**Input rows:**
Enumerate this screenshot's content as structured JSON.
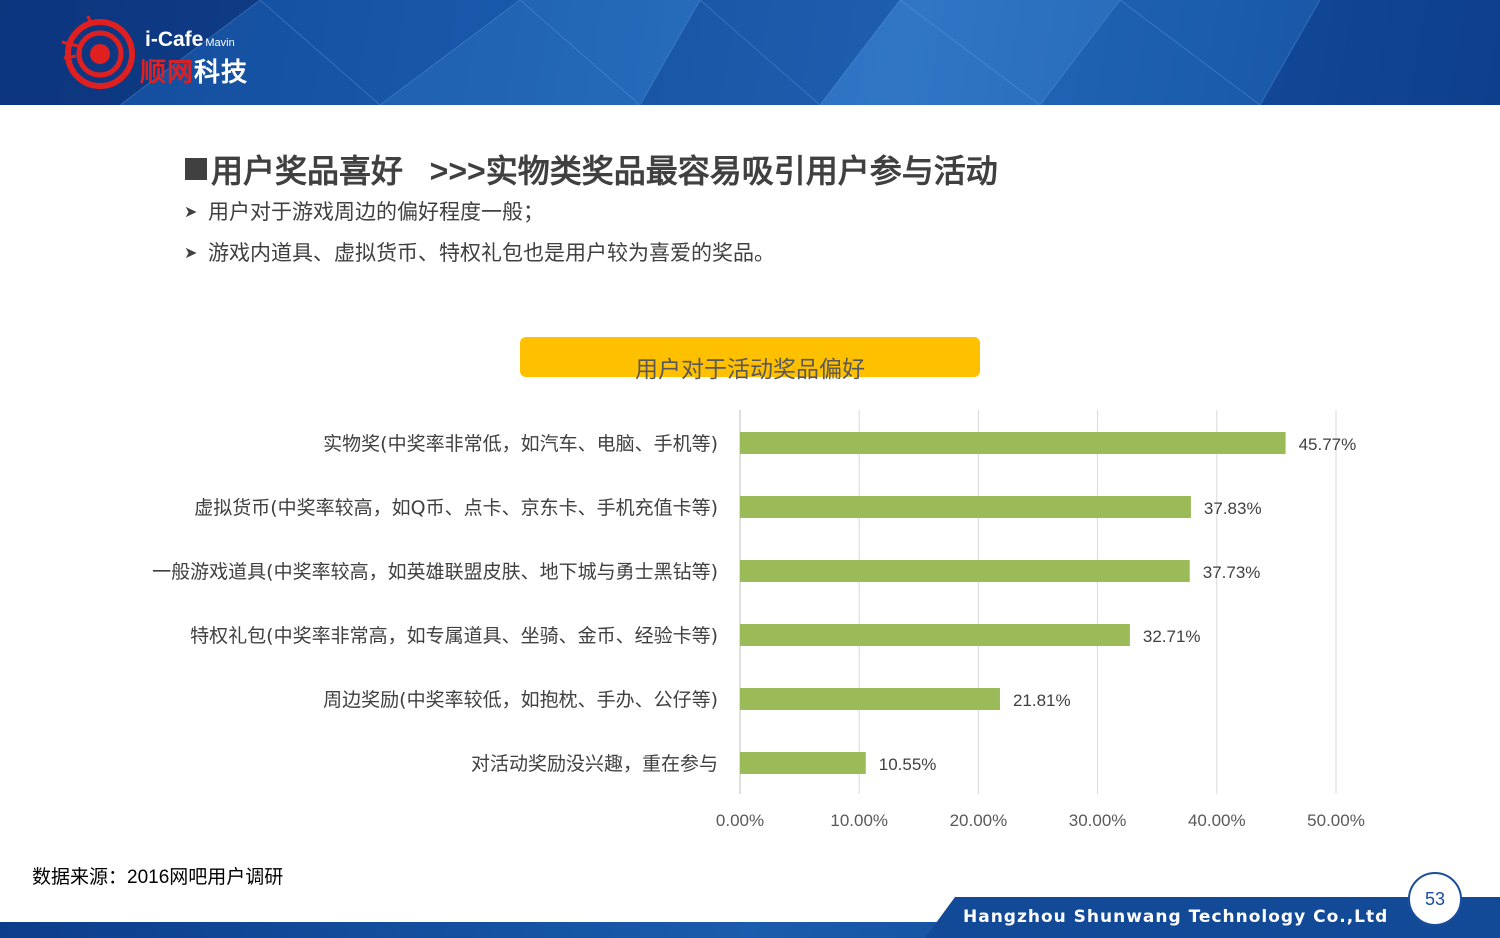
{
  "brand": {
    "logo_top": "i-Cafe",
    "logo_sub": "Mavin",
    "logo_cn_red": "顺网",
    "logo_cn_white": "科技"
  },
  "section": {
    "title": "用户奖品喜好   >>>实物类奖品最容易吸引用户参与活动",
    "bullets": [
      "用户对于游戏周边的偏好程度一般；",
      "游戏内道具、虚拟货币、特权礼包也是用户较为喜爱的奖品。"
    ]
  },
  "chart_data": {
    "type": "bar",
    "orientation": "horizontal",
    "title": "用户对于活动奖品偏好",
    "categories": [
      "实物奖(中奖率非常低，如汽车、电脑、手机等)",
      "虚拟货币(中奖率较高，如Q币、点卡、京东卡、手机充值卡等)",
      "一般游戏道具(中奖率较高，如英雄联盟皮肤、地下城与勇士黑钻等)",
      "特权礼包(中奖率非常高，如专属道具、坐骑、金币、经验卡等)",
      "周边奖励(中奖率较低，如抱枕、手办、公仔等)",
      "对活动奖励没兴趣，重在参与"
    ],
    "values": [
      45.77,
      37.83,
      37.73,
      32.71,
      21.81,
      10.55
    ],
    "value_labels": [
      "45.77%",
      "37.83%",
      "37.73%",
      "32.71%",
      "21.81%",
      "10.55%"
    ],
    "xlim": [
      0,
      50
    ],
    "xticks": [
      "0.00%",
      "10.00%",
      "20.00%",
      "30.00%",
      "40.00%",
      "50.00%"
    ],
    "bar_color": "#9bbb59",
    "grid": true
  },
  "source": "数据来源：2016网吧用户调研",
  "footer": {
    "company": "Hangzhou Shunwang Technology Co.,Ltd",
    "page_number": "53"
  }
}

**Exercise:** From the records given above, reproduce all text exactly and exclude each picture.

**Finished exercise:**
Enumerate this screenshot's content as structured JSON.
{
  "brand": {
    "logo_top": "i-Cafe",
    "logo_sub": "Mavin",
    "logo_cn_red": "顺网",
    "logo_cn_white": "科技"
  },
  "section": {
    "title": "用户奖品喜好   >>>实物类奖品最容易吸引用户参与活动",
    "bullets": [
      "用户对于游戏周边的偏好程度一般；",
      "游戏内道具、虚拟货币、特权礼包也是用户较为喜爱的奖品。"
    ]
  },
  "chart_data": {
    "type": "bar",
    "orientation": "horizontal",
    "title": "用户对于活动奖品偏好",
    "categories": [
      "实物奖(中奖率非常低，如汽车、电脑、手机等)",
      "虚拟货币(中奖率较高，如Q币、点卡、京东卡、手机充值卡等)",
      "一般游戏道具(中奖率较高，如英雄联盟皮肤、地下城与勇士黑钻等)",
      "特权礼包(中奖率非常高，如专属道具、坐骑、金币、经验卡等)",
      "周边奖励(中奖率较低，如抱枕、手办、公仔等)",
      "对活动奖励没兴趣，重在参与"
    ],
    "values": [
      45.77,
      37.83,
      37.73,
      32.71,
      21.81,
      10.55
    ],
    "value_labels": [
      "45.77%",
      "37.83%",
      "37.73%",
      "32.71%",
      "21.81%",
      "10.55%"
    ],
    "xlim": [
      0,
      50
    ],
    "xticks": [
      "0.00%",
      "10.00%",
      "20.00%",
      "30.00%",
      "40.00%",
      "50.00%"
    ],
    "bar_color": "#9bbb59",
    "grid": true
  },
  "source": "数据来源：2016网吧用户调研",
  "footer": {
    "company": "Hangzhou Shunwang Technology Co.,Ltd",
    "page_number": "53"
  }
}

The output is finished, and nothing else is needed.